-- START OF DATA TO USE --

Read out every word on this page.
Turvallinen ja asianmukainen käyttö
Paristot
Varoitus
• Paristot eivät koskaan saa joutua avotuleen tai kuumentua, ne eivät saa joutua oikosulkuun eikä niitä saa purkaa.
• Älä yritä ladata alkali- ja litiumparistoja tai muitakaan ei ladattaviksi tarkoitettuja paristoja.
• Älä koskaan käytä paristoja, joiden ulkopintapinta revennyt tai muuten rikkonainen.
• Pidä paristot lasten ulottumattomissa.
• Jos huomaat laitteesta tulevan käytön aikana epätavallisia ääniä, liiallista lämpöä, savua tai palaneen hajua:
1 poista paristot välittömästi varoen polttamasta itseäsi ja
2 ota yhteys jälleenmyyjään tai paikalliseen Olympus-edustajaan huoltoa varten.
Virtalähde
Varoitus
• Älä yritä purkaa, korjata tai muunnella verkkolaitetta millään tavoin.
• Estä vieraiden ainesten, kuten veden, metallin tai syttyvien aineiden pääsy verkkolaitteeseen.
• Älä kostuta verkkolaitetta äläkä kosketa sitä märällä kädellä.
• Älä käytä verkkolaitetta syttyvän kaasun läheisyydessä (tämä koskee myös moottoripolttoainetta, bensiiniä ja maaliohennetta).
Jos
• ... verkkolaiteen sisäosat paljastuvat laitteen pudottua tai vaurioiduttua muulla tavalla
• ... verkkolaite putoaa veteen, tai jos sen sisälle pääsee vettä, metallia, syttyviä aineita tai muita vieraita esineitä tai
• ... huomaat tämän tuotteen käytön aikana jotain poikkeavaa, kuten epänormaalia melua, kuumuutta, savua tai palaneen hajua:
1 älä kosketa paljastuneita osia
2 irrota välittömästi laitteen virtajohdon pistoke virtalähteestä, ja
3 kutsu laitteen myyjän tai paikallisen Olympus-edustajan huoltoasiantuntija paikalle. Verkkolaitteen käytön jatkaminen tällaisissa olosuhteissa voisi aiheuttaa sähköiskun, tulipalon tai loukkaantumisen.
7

-- END OF DATA TO USE --

> [JOB]:
Each line containing the word "savua" counts once; report the total alone.

> [COMPLETED EXERCISE]:
2